### Exercise details
Go through the material below and copy all lines with "pomiaru".

### Given data

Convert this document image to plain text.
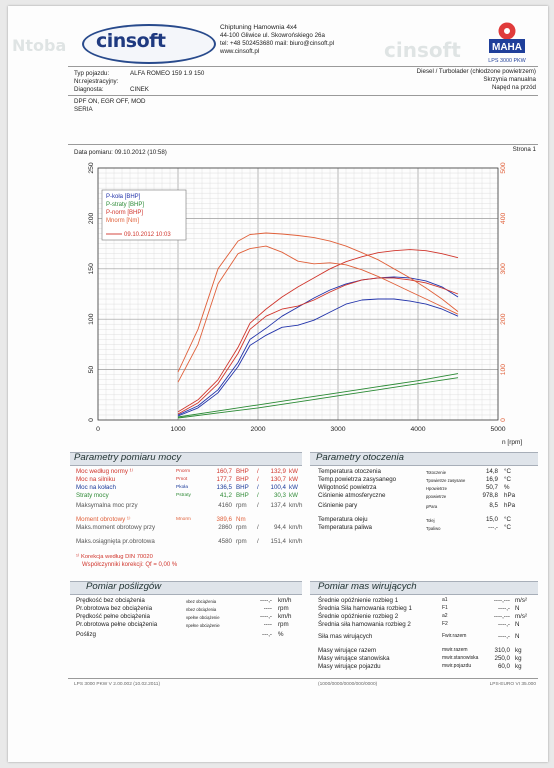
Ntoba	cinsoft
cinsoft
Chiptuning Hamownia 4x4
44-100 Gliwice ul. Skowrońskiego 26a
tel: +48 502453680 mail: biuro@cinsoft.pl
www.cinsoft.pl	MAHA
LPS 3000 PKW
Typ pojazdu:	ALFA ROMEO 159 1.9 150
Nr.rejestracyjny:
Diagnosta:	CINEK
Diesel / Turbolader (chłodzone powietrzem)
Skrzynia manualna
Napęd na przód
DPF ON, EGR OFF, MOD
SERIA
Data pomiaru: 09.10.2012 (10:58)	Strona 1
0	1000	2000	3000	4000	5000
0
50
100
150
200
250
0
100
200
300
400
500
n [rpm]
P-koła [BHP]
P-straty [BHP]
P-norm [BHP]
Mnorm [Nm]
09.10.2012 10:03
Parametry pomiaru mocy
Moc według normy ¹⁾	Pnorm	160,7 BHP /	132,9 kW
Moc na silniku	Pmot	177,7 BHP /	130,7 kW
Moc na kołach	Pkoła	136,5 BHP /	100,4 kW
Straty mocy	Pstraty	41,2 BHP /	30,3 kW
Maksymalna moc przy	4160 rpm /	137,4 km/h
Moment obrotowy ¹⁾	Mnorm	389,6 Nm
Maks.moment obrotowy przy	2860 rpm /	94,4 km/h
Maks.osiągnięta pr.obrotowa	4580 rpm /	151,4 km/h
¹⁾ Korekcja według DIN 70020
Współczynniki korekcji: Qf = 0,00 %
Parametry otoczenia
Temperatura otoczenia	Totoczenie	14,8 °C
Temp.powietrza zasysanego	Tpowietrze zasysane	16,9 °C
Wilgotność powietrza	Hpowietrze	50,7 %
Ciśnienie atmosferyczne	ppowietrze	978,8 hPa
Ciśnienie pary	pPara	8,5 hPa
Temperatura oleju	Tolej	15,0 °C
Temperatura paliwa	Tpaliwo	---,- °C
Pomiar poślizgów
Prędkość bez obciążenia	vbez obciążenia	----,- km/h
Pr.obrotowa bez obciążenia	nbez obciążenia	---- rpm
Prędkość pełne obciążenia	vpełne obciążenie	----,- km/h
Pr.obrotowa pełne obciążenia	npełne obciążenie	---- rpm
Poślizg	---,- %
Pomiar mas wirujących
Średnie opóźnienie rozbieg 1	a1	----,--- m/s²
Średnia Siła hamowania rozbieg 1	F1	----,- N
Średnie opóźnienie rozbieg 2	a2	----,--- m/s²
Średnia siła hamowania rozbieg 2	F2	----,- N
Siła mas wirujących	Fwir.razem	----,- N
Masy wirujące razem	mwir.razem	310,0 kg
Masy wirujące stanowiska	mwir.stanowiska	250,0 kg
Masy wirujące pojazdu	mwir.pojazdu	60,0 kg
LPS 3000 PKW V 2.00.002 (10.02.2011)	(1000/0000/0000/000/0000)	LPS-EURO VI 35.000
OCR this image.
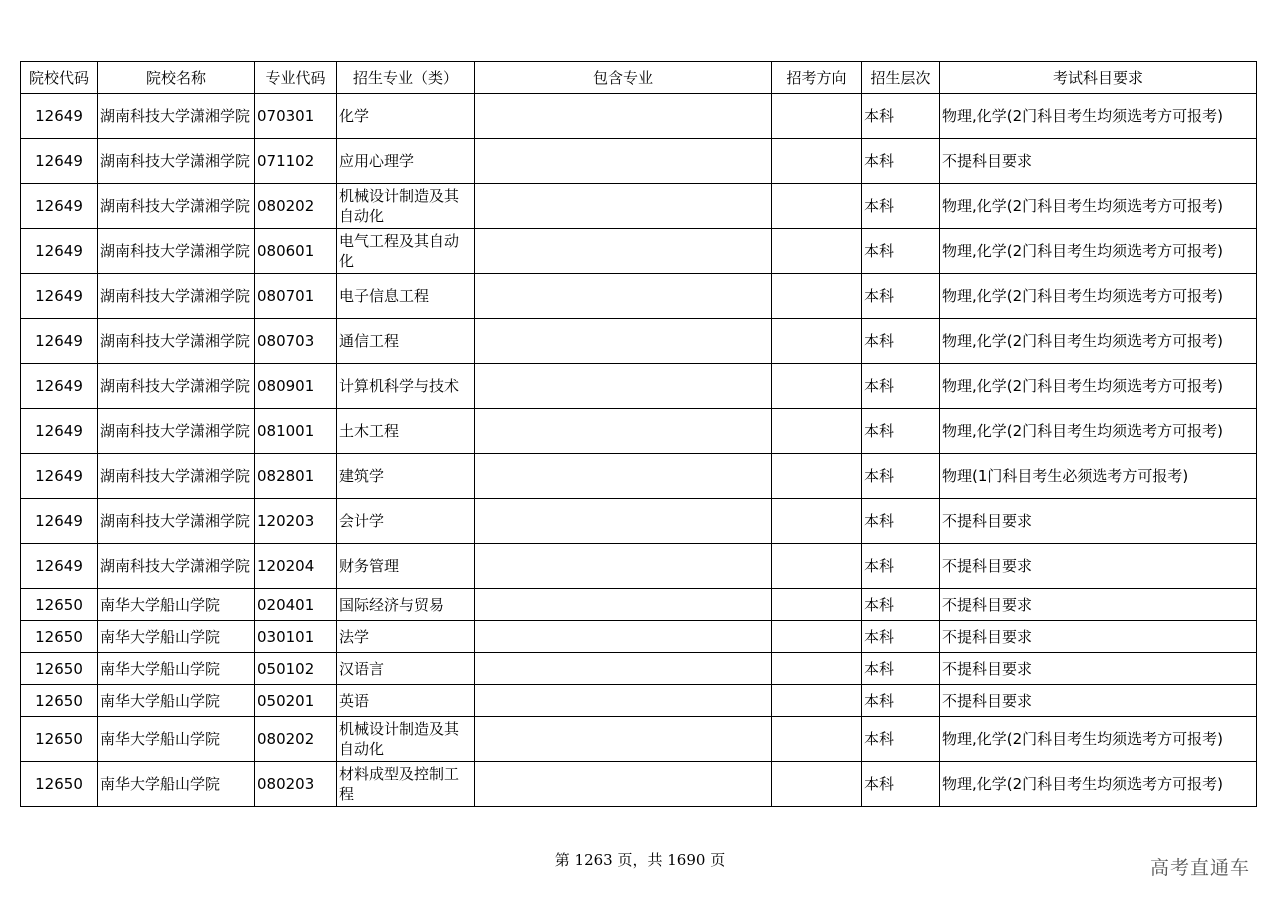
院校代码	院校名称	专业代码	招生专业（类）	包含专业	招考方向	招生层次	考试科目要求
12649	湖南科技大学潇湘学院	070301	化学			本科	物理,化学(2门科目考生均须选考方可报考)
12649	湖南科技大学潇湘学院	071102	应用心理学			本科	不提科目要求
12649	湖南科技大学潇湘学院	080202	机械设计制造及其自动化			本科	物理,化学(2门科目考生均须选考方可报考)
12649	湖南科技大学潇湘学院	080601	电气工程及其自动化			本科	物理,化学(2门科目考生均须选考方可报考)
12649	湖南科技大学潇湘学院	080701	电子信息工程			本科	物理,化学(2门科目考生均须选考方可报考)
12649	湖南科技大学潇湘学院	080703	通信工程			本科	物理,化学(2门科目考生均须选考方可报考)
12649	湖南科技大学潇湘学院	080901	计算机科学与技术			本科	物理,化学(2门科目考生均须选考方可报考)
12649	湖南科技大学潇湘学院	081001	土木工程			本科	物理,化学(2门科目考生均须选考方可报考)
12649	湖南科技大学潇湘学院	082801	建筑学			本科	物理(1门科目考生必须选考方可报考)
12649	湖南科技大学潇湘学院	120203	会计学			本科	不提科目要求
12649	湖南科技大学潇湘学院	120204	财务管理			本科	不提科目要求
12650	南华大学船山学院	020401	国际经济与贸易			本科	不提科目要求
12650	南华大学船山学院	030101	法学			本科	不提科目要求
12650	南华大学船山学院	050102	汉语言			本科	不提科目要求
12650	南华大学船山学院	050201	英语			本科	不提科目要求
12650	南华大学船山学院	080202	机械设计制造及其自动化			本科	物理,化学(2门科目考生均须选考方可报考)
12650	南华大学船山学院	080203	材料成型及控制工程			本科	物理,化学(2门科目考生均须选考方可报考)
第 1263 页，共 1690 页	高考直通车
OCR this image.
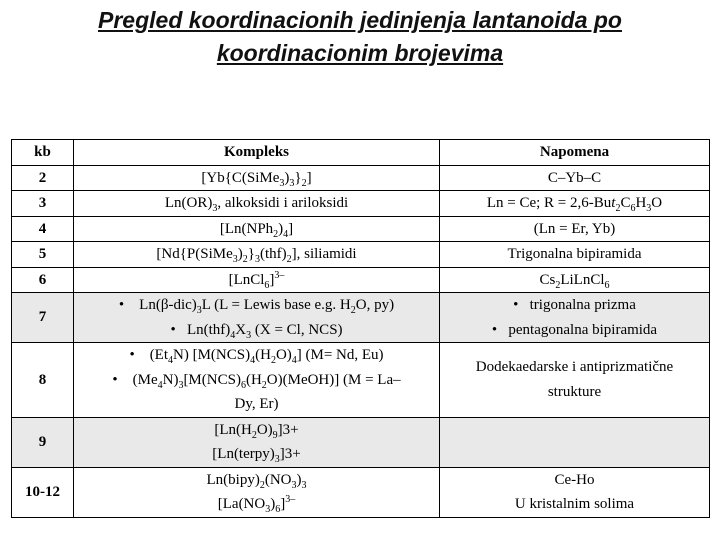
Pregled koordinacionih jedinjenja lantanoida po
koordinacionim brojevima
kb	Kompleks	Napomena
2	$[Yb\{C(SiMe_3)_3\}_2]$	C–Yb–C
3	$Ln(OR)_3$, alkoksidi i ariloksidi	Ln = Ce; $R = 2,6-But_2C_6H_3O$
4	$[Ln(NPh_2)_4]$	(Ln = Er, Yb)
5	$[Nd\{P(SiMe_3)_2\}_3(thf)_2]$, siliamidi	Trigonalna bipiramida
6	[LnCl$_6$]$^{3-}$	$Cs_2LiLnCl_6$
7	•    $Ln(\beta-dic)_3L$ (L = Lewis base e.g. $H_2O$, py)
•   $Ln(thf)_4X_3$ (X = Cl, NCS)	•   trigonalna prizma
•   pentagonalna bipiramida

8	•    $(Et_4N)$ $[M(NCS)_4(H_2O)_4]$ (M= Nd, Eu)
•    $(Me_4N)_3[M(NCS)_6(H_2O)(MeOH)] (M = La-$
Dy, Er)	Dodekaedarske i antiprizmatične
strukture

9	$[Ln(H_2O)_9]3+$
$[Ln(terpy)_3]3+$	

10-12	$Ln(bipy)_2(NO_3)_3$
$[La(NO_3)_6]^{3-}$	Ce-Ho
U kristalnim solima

### Response to the exercise
Data pomiaru: 09.10.2012 (10:58)	Strona 1
Parametry pomiaru mocy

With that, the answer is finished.